*EXERCISE INSTRUCTIONS:* Copy the data that follows exactly. Include no pictures.

* begin WORKING DATA *

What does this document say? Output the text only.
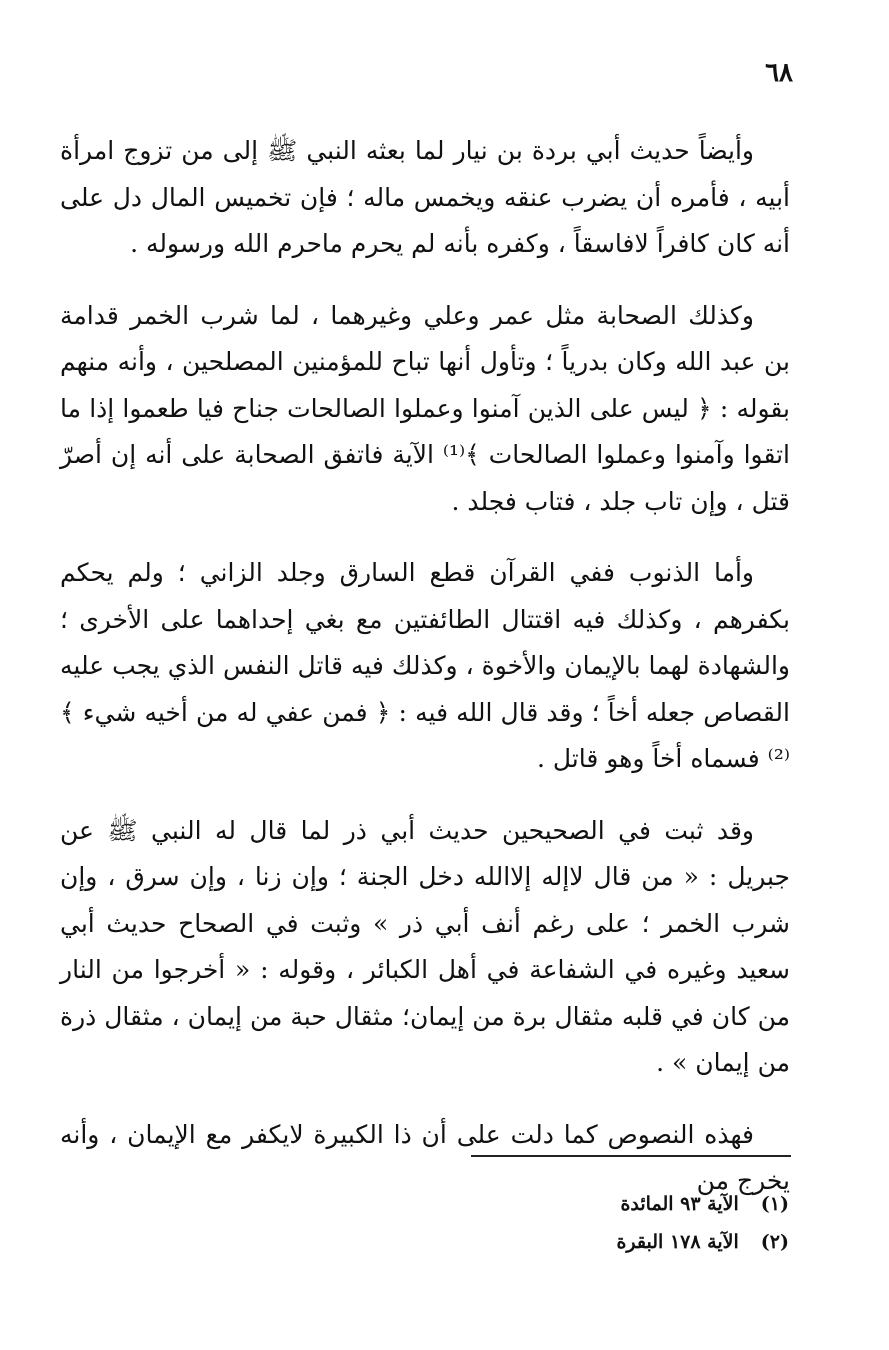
٦٨

وأيضاً حديث أبي بردة بن نيار لما بعثه النبي ﷺ إلى من تزوج امرأة أبيه ، فأمره أن يضرب عنقه ويخمس ماله ؛ فإن تخميس المال دل على أنه كان كافراً لافاسقاً ، وكفره بأنه لم يحرم ماحرم الله ورسوله .

وكذلك الصحابة مثل عمر وعلي وغيرهما ، لما شرب الخمر قدامة بن عبد الله وكان بدرياً ؛ وتأول أنها تباح للمؤمنين المصلحين ، وأنه منهم بقوله : ﴿ ليس على الذين آمنوا وعملوا الصالحات جناح فيا طعموا إذا ما اتقوا وآمنوا وعملوا الصالحات ﴾⁽¹⁾ الآية فاتفق الصحابة على أنه إن أصرّ قتل ، وإن تاب جلد ، فتاب فجلد .

وأما الذنوب ففي القرآن قطع السارق وجلد الزاني ؛ ولم يحكم بكفرهم ، وكذلك فيه اقتتال الطائفتين مع بغي إحداهما على الأخرى ؛ والشهادة لهما بالإيمان والأخوة ، وكذلك فيه قاتل النفس الذي يجب عليه القصاص جعله أخاً ؛ وقد قال الله فيه : ﴿ فمن عفي له من أخيه شيء ﴾⁽²⁾ فسماه أخاً وهو قاتل .

وقد ثبت في الصحيحين حديث أبي ذر لما قال له النبي ﷺ عن جبريل : « من قال لاإله إلاالله دخل الجنة ؛ وإن زنا ، وإن سرق ، وإن شرب الخمر ؛ على رغم أنف أبي ذر » وثبت في الصحاح حديث أبي سعيد وغيره في الشفاعة في أهل الكبائر ، وقوله : « أخرجوا من النار من كان في قلبه مثقال برة من إيمان؛ مثقال حبة من إيمان ، مثقال ذرة من إيمان » .

فهذه النصوص كما دلت على أن ذا الكبيرة لايكفر مع الإيمان ، وأنه يخرج من

(١)
الآية ٩٣ المائدة
(٢)
الآية ١٧٨ البقرة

* end WORKING DATA *

*WRITTEN SOLUTION:*
What does this document say? Output the text only.
٦٨

وأيضاً حديث أبي بردة بن نيار لما بعثه النبي ﷺ إلى من تزوج امرأة أبيه ، فأمره أن يضرب عنقه ويخمس ماله ؛ فإن تخميس المال دل على أنه كان كافراً لافاسقاً ، وكفره بأنه لم يحرم ماحرم الله ورسوله .

وكذلك الصحابة مثل عمر وعلي وغيرهما ، لما شرب الخمر قدامة بن عبد الله وكان بدرياً ؛ وتأول أنها تباح للمؤمنين المصلحين ، وأنه منهم بقوله : ﴿ ليس على الذين آمنوا وعملوا الصالحات جناح فيا طعموا إذا ما اتقوا وآمنوا وعملوا الصالحات ﴾⁽¹⁾ الآية فاتفق الصحابة على أنه إن أصرّ قتل ، وإن تاب جلد ، فتاب فجلد .

وأما الذنوب ففي القرآن قطع السارق وجلد الزاني ؛ ولم يحكم بكفرهم ، وكذلك فيه اقتتال الطائفتين مع بغي إحداهما على الأخرى ؛ والشهادة لهما بالإيمان والأخوة ، وكذلك فيه قاتل النفس الذي يجب عليه القصاص جعله أخاً ؛ وقد قال الله فيه : ﴿ فمن عفي له من أخيه شيء ﴾⁽²⁾ فسماه أخاً وهو قاتل .

وقد ثبت في الصحيحين حديث أبي ذر لما قال له النبي ﷺ عن جبريل : « من قال لاإله إلاالله دخل الجنة ؛ وإن زنا ، وإن سرق ، وإن شرب الخمر ؛ على رغم أنف أبي ذر » وثبت في الصحاح حديث أبي سعيد وغيره في الشفاعة في أهل الكبائر ، وقوله : « أخرجوا من النار من كان في قلبه مثقال برة من إيمان؛ مثقال حبة من إيمان ، مثقال ذرة من إيمان » .

فهذه النصوص كما دلت على أن ذا الكبيرة لايكفر مع الإيمان ، وأنه يخرج من

(١)
الآية ٩٣ المائدة
(٢)
الآية ١٧٨ البقرة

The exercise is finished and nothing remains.